---- Records to use

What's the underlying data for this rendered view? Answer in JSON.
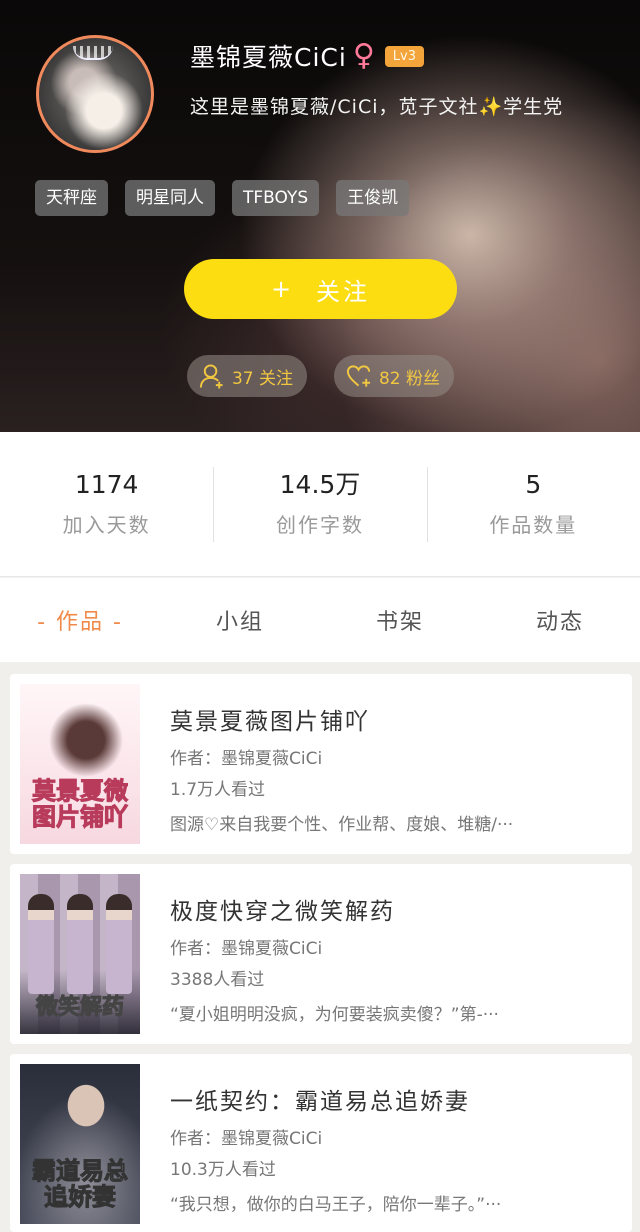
{
  "profile": {
    "username": "墨锦夏薇CiCi",
    "gender_icon": "female-icon",
    "level": "Lv3",
    "bio": "这里是墨锦夏薇/CiCi，苋子文社✨学生党",
    "tags": [
      "天秤座",
      "明星同人",
      "TFBOYS",
      "王俊凯"
    ],
    "follow_button": "关注",
    "following_text": "37 关注",
    "fans_text": "82 粉丝"
  },
  "stats": [
    {
      "value": "1174",
      "label": "加入天数"
    },
    {
      "value": "14.5万",
      "label": "创作字数"
    },
    {
      "value": "5",
      "label": "作品数量"
    }
  ],
  "tabs": [
    {
      "label": "- 作品 -",
      "active": true
    },
    {
      "label": "小组",
      "active": false
    },
    {
      "label": "书架",
      "active": false
    },
    {
      "label": "动态",
      "active": false
    }
  ],
  "works": [
    {
      "title": "莫景夏薇图片铺吖",
      "author": "作者：墨锦夏薇CiCi",
      "views": "1.7万人看过",
      "desc": "图源♡来自我要个性、作业帮、度娘、堆糖/···",
      "cover_text": "莫景夏微 图片铺吖"
    },
    {
      "title": "极度快穿之微笑解药",
      "author": "作者：墨锦夏薇CiCi",
      "views": "3388人看过",
      "desc": "“夏小姐明明没疯，为何要装疯卖傻？”第-···",
      "cover_text": "微笑解药"
    },
    {
      "title": "一纸契约：霸道易总追娇妻",
      "author": "作者：墨锦夏薇CiCi",
      "views": "10.3万人看过",
      "desc": "“我只想，做你的白马王子，陪你一辈子。”···",
      "cover_text": "霸道易总 追娇妻"
    }
  ],
  "colors": {
    "accent": "#fbdd12",
    "tab_active": "#f08a4a",
    "level_badge": "#f3a43b",
    "pill_text": "#f1c742"
  }
}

--------

Stated problem ▸
Make an exact copy of the data, leaving its pictures out.

Response to the exercise ▸
What's the underlying data for this rendered view? Answer in JSON.
{
  "profile": {
    "username": "墨锦夏薇CiCi",
    "gender_icon": "female-icon",
    "level": "Lv3",
    "bio": "这里是墨锦夏薇/CiCi，苋子文社✨学生党",
    "tags": [
      "天秤座",
      "明星同人",
      "TFBOYS",
      "王俊凯"
    ],
    "follow_button": "关注",
    "following_text": "37 关注",
    "fans_text": "82 粉丝"
  },
  "stats": [
    {
      "value": "1174",
      "label": "加入天数"
    },
    {
      "value": "14.5万",
      "label": "创作字数"
    },
    {
      "value": "5",
      "label": "作品数量"
    }
  ],
  "tabs": [
    {
      "label": "- 作品 -",
      "active": true
    },
    {
      "label": "小组",
      "active": false
    },
    {
      "label": "书架",
      "active": false
    },
    {
      "label": "动态",
      "active": false
    }
  ],
  "works": [
    {
      "title": "莫景夏薇图片铺吖",
      "author": "作者：墨锦夏薇CiCi",
      "views": "1.7万人看过",
      "desc": "图源♡来自我要个性、作业帮、度娘、堆糖/···",
      "cover_text": "莫景夏微 图片铺吖"
    },
    {
      "title": "极度快穿之微笑解药",
      "author": "作者：墨锦夏薇CiCi",
      "views": "3388人看过",
      "desc": "“夏小姐明明没疯，为何要装疯卖傻？”第-···",
      "cover_text": "微笑解药"
    },
    {
      "title": "一纸契约：霸道易总追娇妻",
      "author": "作者：墨锦夏薇CiCi",
      "views": "10.3万人看过",
      "desc": "“我只想，做你的白马王子，陪你一辈子。”···",
      "cover_text": "霸道易总 追娇妻"
    }
  ],
  "colors": {
    "accent": "#fbdd12",
    "tab_active": "#f08a4a",
    "level_badge": "#f3a43b",
    "pill_text": "#f1c742"
  }
}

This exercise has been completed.